=== Dataset records ===

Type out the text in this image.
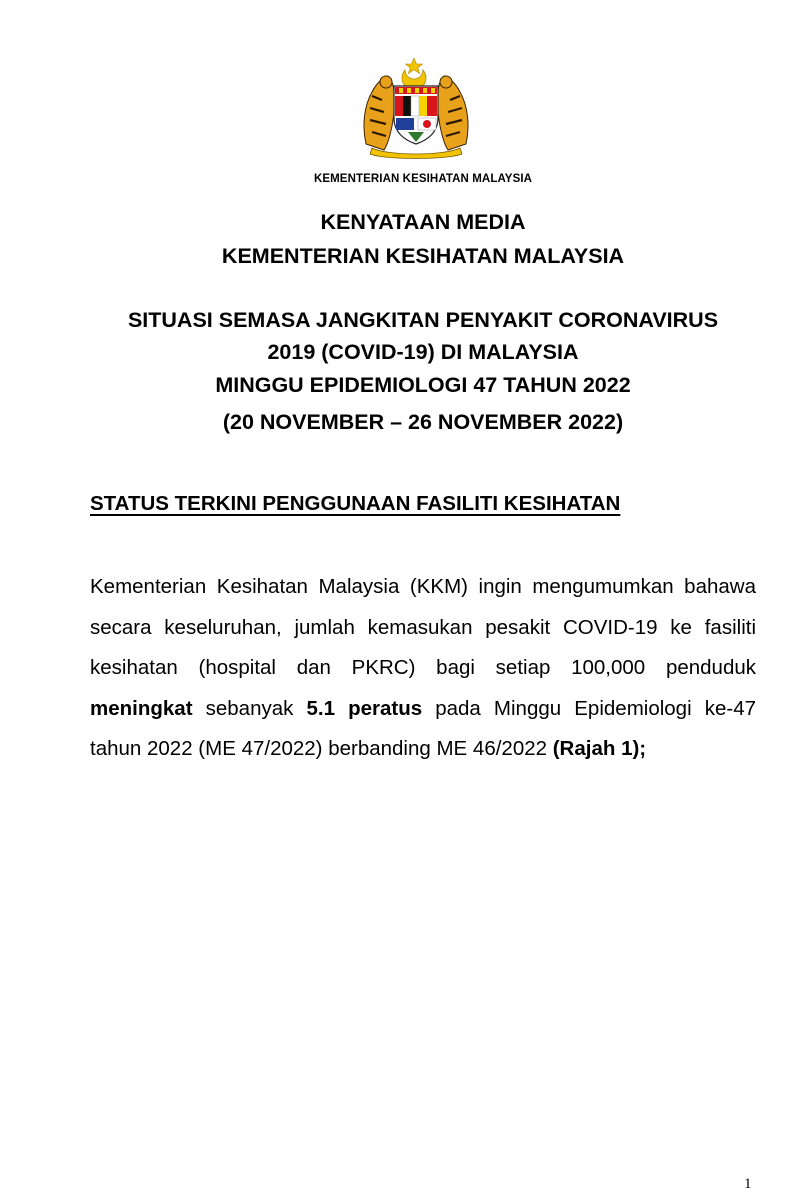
KEMENTERIAN KESIHATAN MALAYSIA
KENYATAAN MEDIA
KEMENTERIAN KESIHATAN MALAYSIA
SITUASI SEMASA JANGKITAN PENYAKIT CORONAVIRUS
2019 (COVID-19) DI MALAYSIA
MINGGU EPIDEMIOLOGI 47 TAHUN 2022
(20 NOVEMBER – 26 NOVEMBER 2022)
STATUS TERKINI PENGGUNAAN FASILITI KESIHATAN
Kementerian Kesihatan Malaysia (KKM) ingin mengumumkan bahawa secara keseluruhan, jumlah kemasukan pesakit COVID-19 ke fasiliti kesihatan (hospital dan PKRC) bagi setiap 100,000 penduduk meningkat sebanyak 5.1 peratus pada Minggu Epidemiologi ke-47 tahun 2022 (ME 47/2022) berbanding ME 46/2022 (Rajah 1);
1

===

Using the records above, retype everything exactly except the pictures.

## Exercise solution:
Type out the text in this image.
KEMENTERIAN KESIHATAN MALAYSIA
KENYATAAN MEDIA
KEMENTERIAN KESIHATAN MALAYSIA
SITUASI SEMASA JANGKITAN PENYAKIT CORONAVIRUS
2019 (COVID-19) DI MALAYSIA
MINGGU EPIDEMIOLOGI 47 TAHUN 2022
(20 NOVEMBER – 26 NOVEMBER 2022)
STATUS TERKINI PENGGUNAAN FASILITI KESIHATAN
Kementerian Kesihatan Malaysia (KKM) ingin mengumumkan bahawa secara keseluruhan, jumlah kemasukan pesakit COVID-19 ke fasiliti kesihatan (hospital dan PKRC) bagi setiap 100,000 penduduk meningkat sebanyak 5.1 peratus pada Minggu Epidemiologi ke-47 tahun 2022 (ME 47/2022) berbanding ME 46/2022 (Rajah 1);
1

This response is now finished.